Task goal
What follows is a set of entries. Repeat them exactly, but not their pictures.

Items from a data source:
--

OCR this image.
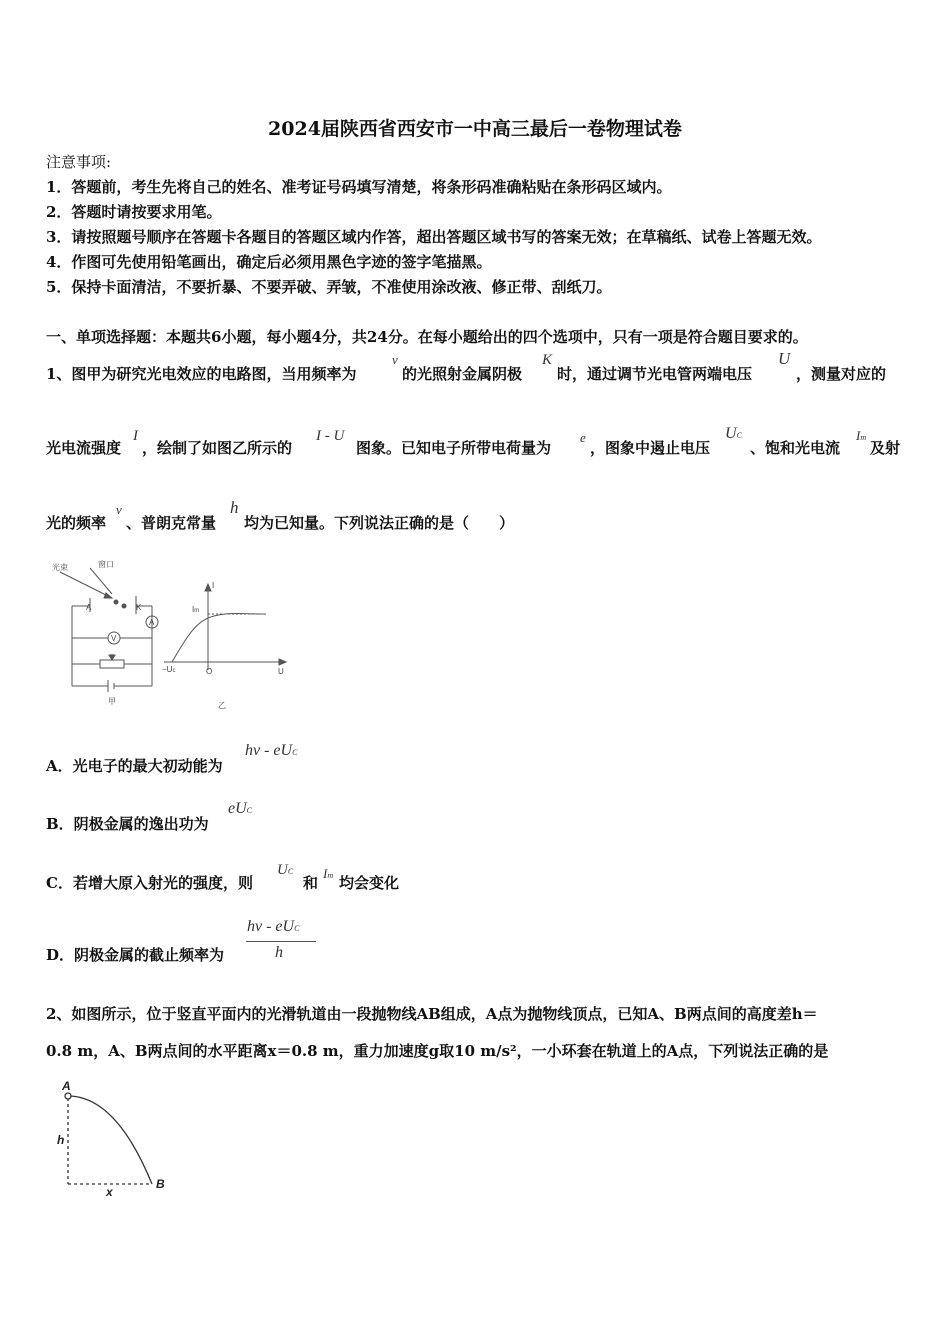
2024届陕西省西安市一中高三最后一卷物理试卷
注意事项:
1．答题前，考生先将自己的姓名、准考证号码填写清楚，将条形码准确粘贴在条形码区域内。
2．答题时请按要求用笔。
3．请按照题号顺序在答题卡各题目的答题区域内作答，超出答题区域书写的答案无效；在草稿纸、试卷上答题无效。
4．作图可先使用铅笔画出，确定后必须用黑色字迹的签字笔描黑。
5．保持卡面清洁，不要折暴、不要弄破、弄皱，不准使用涂改液、修正带、刮纸刀。
一、单项选择题：本题共6小题，每小题4分，共24分。在每小题给出的四个选项中，只有一项是符合题目要求的。
1、图甲为研究光电效应的电路图，当用频率为
v
的光照射金属阴极
K
时，通过调节光电管两端电压
U
，测量对应的
光电流强度
I
，绘制了如图乙所示的
I - U
图象。已知电子所带电荷量为
e
，图象中遏止电压
UC
、饱和光电流
Im
及射
光的频率
v
、普朗克常量
h
均为已知量。下列说法正确的是（　　）
光束	窗口
A	K
V
A
甲	乙
I
U
O
−Uc
Im
A．光电子的最大初动能为
hv - eUC
B．阴极金属的逸出功为
eUC
C．若增大原入射光的强度，则
UC
和
Im 均会变化
D．阴极金属的截止频率为
hv - eUC
h
2、如图所示，位于竖直平面内的光滑轨道由一段抛物线AB组成，A点为抛物线顶点，已知A、B两点间的高度差h＝
0.8 m，A、B两点间的水平距离x＝0.8 m，重力加速度g取10 m/s²，一小环套在轨道上的A点，下列说法正确的是
A
B
h
x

--

Exercise solution
OCR this image.
2024届陕西省西安市一中高三最后一卷物理试卷
注意事项:
1．答题前，考生先将自己的姓名、准考证号码填写清楚，将条形码准确粘贴在条形码区域内。
2．答题时请按要求用笔。
3．请按照题号顺序在答题卡各题目的答题区域内作答，超出答题区域书写的答案无效；在草稿纸、试卷上答题无效。
4．作图可先使用铅笔画出，确定后必须用黑色字迹的签字笔描黑。
5．保持卡面清洁，不要折暴、不要弄破、弄皱，不准使用涂改液、修正带、刮纸刀。
一、单项选择题：本题共6小题，每小题4分，共24分。在每小题给出的四个选项中，只有一项是符合题目要求的。
1、图甲为研究光电效应的电路图，当用频率为
v
的光照射金属阴极
K
时，通过调节光电管两端电压
U
，测量对应的
光电流强度
I
，绘制了如图乙所示的
I - U
图象。已知电子所带电荷量为
e
，图象中遏止电压
UC
、饱和光电流
Im
及射
光的频率
v
、普朗克常量
h
均为已知量。下列说法正确的是（　　）
光束	窗口
A	K
V
A
甲	乙
I
U
O
−Uc
Im
A．光电子的最大初动能为
hv - eUC
B．阴极金属的逸出功为
eUC
C．若增大原入射光的强度，则
UC
和
Im 均会变化
D．阴极金属的截止频率为
hv - eUC
h
2、如图所示，位于竖直平面内的光滑轨道由一段抛物线AB组成，A点为抛物线顶点，已知A、B两点间的高度差h＝
0.8 m，A、B两点间的水平距离x＝0.8 m，重力加速度g取10 m/s²，一小环套在轨道上的A点，下列说法正确的是
A
B
h
x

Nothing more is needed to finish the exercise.